**Supplied text**
--- begin ---

We present PyGraft, a Python-based tool that allows generating highly parametrizable, domain-agnostic schemas and KGs. Importantly, the logical consistency of these schemas and KGs is checked using the HermiT reasoner.

The contributions of PyGraft are as follows:

  • To the best of our knowledge, PyGraft is the first generator able to synthesize both schemas and KGs in a single pipeline.

  • The generated schemas and KGs are described with an extended set of RDFS and OWL constructs, allowing for both fine-grained resource descriptions and strict compliance with common Semantic Web standards.

  • A broad range of parameters can be specified by the user. These allow for creating an infinite number of graphs with different characteristics. More details on parameters can be found in the Parameters section.

From a high-level perspective, the entire PyGraft generation pipeline is depicted in Figure 1. In particular, Class and Relation Generators are initialized with user-specified parameters and used to build the schema incrementally. The logical consistency of the schema is subsequently checked using the HermiT reasoner from owlready2. If you are also interested in generating a KG based on this schema, the KG Generator is initialized with KG-related parameters and fused with the previously generated schema to sequentially build the KG. Ultimately, the logical consistency of the resulting KG is (again) assessed using HermiT.

--- end ---

**Material supplied**
--- begin ---

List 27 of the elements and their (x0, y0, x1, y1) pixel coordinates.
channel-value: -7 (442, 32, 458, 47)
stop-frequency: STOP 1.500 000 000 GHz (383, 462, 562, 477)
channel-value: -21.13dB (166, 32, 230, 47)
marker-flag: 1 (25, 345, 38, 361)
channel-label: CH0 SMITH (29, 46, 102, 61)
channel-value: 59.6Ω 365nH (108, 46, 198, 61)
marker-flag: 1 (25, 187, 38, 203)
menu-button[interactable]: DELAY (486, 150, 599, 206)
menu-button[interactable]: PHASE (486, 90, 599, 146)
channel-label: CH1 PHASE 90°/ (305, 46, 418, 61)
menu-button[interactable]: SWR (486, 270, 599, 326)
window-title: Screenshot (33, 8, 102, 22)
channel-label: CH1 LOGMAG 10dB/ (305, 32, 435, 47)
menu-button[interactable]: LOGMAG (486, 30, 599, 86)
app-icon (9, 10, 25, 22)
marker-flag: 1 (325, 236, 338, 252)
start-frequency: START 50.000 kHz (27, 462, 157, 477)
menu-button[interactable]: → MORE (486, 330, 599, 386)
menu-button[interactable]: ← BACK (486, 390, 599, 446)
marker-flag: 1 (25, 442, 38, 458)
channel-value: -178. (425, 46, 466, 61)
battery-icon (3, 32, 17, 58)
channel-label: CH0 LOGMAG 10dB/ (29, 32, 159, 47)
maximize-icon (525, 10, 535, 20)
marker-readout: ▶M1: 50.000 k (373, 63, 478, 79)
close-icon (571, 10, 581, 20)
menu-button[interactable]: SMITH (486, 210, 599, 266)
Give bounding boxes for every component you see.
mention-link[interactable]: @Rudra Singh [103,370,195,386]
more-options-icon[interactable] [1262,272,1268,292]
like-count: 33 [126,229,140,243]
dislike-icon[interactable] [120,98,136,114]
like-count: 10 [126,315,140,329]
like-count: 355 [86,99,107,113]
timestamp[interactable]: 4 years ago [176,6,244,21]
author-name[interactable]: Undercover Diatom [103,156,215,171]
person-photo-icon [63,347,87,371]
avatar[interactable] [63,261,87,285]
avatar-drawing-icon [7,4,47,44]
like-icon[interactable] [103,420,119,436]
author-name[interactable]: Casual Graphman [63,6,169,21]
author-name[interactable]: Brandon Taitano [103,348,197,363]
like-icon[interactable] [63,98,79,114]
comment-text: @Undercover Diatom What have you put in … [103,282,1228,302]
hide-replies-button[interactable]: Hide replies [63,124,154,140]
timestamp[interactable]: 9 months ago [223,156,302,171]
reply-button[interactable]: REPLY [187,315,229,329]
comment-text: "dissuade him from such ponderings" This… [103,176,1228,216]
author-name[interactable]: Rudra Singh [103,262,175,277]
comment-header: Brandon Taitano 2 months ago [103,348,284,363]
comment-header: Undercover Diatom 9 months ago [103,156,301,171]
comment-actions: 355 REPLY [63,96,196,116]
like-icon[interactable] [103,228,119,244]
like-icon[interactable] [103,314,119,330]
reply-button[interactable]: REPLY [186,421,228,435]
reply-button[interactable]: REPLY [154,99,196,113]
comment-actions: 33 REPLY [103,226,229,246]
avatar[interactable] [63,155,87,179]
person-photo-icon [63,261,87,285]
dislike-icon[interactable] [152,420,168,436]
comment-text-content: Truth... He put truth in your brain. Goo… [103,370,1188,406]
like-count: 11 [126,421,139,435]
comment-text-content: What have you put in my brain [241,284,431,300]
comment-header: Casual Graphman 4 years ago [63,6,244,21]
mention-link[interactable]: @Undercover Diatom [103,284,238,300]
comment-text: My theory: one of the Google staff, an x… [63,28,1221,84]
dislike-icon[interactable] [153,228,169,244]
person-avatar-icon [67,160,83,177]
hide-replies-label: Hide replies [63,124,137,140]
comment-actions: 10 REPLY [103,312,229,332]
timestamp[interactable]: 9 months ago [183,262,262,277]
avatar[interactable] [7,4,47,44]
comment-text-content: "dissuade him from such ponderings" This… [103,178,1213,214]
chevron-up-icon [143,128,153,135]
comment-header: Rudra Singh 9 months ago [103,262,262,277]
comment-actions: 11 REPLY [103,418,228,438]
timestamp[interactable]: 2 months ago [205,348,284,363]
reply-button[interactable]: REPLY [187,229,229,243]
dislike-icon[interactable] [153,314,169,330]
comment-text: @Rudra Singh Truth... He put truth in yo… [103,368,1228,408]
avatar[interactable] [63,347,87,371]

--- end ---

**Objective**
From the PyGraft text, extract the passage starting at "We present PyGraft, a" and ending at "Semantic Web standards.", copying it word for word.

**Finished answer**
We present PyGraft, a Python-based tool that allows generating highly parametrizable, domain-agnostic schemas and KGs. Importantly, the logical consistency of these schemas and KGs is checked using the HermiT reasoner.

The contributions of PyGraft are as follows:

  • To the best of our knowledge, PyGraft is the first generator able to synthesize both schemas and KGs in a single pipeline.

  • The generated schemas and KGs are described with an extended set of RDFS and OWL constructs, allowing for both fine-grained resource descriptions and strict compliance with common Semantic Web standards.